# YOUR GOAL
Pull out every line in the data that has the string "وأجمعوا" in it.

***** MATERIALS PROVIDED *****

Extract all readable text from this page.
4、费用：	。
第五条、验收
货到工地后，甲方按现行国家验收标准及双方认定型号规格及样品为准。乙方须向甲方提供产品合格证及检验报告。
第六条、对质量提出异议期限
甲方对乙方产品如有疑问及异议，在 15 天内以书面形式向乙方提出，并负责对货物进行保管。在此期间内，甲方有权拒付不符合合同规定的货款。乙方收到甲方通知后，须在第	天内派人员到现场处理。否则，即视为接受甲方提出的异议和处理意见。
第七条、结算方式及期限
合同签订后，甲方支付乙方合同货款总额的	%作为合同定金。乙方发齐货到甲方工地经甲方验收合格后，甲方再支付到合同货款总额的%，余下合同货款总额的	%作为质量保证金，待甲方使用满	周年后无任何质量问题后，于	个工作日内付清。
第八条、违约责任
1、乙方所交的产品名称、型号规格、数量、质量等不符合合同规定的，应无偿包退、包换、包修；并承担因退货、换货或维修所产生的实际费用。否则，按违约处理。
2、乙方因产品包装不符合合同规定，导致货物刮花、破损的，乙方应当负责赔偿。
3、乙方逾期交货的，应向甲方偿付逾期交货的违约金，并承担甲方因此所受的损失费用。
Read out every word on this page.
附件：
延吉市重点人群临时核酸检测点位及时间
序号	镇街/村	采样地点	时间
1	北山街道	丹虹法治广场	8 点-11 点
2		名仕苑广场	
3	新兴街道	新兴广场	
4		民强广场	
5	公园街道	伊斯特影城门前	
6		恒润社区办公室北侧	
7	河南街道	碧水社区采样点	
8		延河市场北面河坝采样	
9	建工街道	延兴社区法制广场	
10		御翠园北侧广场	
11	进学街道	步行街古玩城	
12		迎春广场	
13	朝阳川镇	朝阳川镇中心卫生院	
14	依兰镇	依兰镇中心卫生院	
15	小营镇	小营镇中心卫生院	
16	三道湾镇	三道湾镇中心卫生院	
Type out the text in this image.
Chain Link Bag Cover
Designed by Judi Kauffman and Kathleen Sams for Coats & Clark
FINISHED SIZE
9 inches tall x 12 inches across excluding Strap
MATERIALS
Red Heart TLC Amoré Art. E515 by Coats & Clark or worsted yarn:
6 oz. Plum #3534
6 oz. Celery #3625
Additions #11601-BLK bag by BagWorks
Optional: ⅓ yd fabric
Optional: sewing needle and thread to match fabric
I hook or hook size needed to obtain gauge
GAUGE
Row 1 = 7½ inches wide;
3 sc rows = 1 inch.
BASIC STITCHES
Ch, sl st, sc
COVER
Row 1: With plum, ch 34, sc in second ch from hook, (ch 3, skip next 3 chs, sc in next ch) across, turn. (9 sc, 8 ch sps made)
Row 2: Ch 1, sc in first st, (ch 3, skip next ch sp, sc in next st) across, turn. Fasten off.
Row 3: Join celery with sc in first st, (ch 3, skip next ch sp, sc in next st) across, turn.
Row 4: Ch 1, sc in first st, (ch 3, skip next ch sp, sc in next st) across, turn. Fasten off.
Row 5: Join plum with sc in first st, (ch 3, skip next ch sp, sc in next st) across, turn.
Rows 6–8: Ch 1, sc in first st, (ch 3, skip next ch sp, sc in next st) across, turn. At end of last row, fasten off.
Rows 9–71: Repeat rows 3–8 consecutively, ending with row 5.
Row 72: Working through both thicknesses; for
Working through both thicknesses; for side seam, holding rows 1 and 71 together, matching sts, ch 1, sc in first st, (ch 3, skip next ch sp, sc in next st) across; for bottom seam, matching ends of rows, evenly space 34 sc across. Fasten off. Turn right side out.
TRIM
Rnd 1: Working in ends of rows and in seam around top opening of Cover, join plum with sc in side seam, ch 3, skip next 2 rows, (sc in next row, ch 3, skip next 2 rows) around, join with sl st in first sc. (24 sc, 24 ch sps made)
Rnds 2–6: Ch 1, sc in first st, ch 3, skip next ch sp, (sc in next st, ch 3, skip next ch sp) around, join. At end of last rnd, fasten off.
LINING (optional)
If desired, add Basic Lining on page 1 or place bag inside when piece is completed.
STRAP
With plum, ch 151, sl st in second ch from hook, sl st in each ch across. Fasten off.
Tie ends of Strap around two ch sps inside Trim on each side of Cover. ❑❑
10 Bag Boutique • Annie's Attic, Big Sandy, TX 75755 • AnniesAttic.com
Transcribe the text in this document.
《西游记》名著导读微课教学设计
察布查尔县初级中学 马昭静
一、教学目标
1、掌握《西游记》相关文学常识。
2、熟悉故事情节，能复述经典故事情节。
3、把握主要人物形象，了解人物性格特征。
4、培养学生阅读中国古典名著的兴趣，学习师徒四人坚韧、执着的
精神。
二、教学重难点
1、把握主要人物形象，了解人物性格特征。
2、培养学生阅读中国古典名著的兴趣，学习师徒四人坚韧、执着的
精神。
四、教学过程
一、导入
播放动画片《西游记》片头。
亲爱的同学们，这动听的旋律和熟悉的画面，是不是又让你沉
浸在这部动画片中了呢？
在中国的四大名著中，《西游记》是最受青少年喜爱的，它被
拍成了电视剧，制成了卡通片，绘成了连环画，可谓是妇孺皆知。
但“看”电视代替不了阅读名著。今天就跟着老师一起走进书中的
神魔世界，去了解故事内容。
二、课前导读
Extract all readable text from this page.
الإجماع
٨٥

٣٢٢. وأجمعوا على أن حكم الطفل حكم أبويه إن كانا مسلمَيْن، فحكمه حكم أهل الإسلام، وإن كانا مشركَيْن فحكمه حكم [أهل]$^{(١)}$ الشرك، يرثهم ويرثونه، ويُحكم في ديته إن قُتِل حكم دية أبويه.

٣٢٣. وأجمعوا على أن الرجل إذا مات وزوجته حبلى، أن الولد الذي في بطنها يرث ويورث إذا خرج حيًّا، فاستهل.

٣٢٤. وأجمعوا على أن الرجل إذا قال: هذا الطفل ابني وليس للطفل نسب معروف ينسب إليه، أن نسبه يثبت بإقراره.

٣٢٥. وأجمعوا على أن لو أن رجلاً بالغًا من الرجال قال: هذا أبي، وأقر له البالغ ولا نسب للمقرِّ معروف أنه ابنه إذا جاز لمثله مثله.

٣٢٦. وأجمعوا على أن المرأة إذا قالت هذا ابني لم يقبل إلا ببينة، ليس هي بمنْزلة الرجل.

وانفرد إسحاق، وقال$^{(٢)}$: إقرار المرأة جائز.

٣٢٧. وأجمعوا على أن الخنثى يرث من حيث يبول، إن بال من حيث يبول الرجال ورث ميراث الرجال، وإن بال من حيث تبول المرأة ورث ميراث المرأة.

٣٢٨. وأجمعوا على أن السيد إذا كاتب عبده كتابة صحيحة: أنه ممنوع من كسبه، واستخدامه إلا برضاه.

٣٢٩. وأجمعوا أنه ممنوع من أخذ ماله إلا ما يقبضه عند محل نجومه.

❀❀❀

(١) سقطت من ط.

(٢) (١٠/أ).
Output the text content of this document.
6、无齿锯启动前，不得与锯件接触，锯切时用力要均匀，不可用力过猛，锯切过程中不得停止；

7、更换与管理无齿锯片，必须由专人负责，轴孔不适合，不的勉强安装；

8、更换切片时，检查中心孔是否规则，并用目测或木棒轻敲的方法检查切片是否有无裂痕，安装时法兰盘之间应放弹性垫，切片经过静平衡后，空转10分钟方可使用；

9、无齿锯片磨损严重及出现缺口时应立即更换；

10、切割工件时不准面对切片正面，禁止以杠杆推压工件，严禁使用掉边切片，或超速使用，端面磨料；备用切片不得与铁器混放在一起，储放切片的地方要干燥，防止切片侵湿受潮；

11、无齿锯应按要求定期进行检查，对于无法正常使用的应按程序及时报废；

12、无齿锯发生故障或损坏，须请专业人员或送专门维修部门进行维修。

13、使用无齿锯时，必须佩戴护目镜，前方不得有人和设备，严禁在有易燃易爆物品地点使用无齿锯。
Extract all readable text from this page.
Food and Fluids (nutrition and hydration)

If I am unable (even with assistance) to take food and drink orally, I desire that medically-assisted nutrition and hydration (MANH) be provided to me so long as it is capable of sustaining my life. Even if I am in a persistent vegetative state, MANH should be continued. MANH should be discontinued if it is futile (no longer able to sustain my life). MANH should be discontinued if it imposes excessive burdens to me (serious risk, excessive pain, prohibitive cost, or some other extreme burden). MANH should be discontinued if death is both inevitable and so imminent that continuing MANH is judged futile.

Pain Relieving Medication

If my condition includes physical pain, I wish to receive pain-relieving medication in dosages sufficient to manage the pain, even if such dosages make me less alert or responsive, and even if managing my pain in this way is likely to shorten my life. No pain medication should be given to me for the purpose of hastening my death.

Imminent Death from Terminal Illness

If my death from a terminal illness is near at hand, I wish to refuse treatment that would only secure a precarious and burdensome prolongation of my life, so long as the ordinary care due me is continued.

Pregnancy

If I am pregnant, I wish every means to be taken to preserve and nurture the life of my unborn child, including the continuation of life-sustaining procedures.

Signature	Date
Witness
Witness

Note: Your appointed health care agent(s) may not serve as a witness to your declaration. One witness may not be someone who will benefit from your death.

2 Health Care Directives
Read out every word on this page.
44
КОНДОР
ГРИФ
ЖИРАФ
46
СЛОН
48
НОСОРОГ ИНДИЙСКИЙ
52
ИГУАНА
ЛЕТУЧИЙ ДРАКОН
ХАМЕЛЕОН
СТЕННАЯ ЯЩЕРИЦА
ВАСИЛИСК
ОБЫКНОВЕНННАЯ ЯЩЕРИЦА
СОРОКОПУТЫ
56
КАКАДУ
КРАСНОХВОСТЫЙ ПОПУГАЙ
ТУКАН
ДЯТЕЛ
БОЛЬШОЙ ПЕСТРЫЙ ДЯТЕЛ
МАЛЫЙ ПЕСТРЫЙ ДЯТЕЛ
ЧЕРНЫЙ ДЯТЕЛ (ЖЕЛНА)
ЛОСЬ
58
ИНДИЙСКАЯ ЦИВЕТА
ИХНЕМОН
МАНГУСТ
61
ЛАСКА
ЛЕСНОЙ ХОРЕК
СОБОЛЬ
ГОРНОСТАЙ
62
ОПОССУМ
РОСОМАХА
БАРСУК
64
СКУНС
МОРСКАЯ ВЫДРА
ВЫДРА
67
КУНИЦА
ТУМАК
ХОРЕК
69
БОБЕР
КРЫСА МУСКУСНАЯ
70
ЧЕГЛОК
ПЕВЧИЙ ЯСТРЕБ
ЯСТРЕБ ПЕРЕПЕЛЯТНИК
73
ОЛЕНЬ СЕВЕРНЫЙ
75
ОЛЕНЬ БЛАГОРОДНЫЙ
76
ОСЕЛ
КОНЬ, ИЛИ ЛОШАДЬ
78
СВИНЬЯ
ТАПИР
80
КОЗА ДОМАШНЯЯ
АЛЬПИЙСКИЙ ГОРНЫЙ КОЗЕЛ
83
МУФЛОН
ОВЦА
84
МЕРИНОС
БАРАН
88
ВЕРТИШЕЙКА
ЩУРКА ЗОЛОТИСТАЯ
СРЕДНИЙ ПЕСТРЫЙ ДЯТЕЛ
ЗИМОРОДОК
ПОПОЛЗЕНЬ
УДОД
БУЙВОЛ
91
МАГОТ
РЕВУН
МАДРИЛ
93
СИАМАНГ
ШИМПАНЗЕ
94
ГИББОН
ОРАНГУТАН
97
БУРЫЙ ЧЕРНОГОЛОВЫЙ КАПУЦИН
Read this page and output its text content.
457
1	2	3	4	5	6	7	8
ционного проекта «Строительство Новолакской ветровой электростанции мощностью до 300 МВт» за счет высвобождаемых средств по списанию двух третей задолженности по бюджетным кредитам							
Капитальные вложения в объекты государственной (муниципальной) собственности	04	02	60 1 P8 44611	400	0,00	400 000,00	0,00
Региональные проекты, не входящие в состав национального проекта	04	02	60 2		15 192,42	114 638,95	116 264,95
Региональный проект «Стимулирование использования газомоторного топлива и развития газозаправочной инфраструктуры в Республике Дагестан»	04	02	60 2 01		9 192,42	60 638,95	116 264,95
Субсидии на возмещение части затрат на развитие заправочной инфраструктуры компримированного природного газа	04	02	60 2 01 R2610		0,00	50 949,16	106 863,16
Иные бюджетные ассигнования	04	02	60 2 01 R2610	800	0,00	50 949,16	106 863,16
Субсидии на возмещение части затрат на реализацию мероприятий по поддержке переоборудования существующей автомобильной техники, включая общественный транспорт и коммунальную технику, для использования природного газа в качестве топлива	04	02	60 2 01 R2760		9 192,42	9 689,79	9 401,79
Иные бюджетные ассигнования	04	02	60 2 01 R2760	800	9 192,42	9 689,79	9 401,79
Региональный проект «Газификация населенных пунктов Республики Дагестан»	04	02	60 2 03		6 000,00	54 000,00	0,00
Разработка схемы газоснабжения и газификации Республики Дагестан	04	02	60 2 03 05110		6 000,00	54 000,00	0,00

*****

# RESULT FOR THIS TASK
٣٢٢. وأجمعوا على أن حكم الطفل حكم أبويه إن كانا مسلمَيْن، فحكمه حكم أهل الإسلام، وإن كانا مشركَيْن فحكمه حكم [أهل]$^{(١)}$ الشرك، يرثهم ويرثونه، ويُحكم في ديته إن قُتِل حكم دية أبويه.
٣٢٣. وأجمعوا على أن الرجل إذا مات وزوجته حبلى، أن الولد الذي في بطنها يرث ويورث إذا خرج حيًّا، فاستهل.
٣٢٤. وأجمعوا على أن الرجل إذا قال: هذا الطفل ابني وليس للطفل نسب معروف ينسب إليه، أن نسبه يثبت بإقراره.
٣٢٥. وأجمعوا على أن لو أن رجلاً بالغًا من الرجال قال: هذا أبي، وأقر له البالغ ولا نسب للمقرِّ معروف أنه ابنه إذا جاز لمثله مثله.
٣٢٦. وأجمعوا على أن المرأة إذا قالت هذا ابني لم يقبل إلا ببينة، ليس هي بمنْزلة الرجل.
٣٢٧. وأجمعوا على أن الخنثى يرث من حيث يبول، إن بال من حيث يبول الرجال ورث ميراث الرجال، وإن بال من حيث تبول المرأة ورث ميراث المرأة.
٣٢٨. وأجمعوا على أن السيد إذا كاتب عبده كتابة صحيحة: أنه ممنوع من كسبه، واستخدامه إلا برضاه.
٣٢٩. وأجمعوا أنه ممنوع من أخذ ماله إلا ما يقبضه عند محل نجومه.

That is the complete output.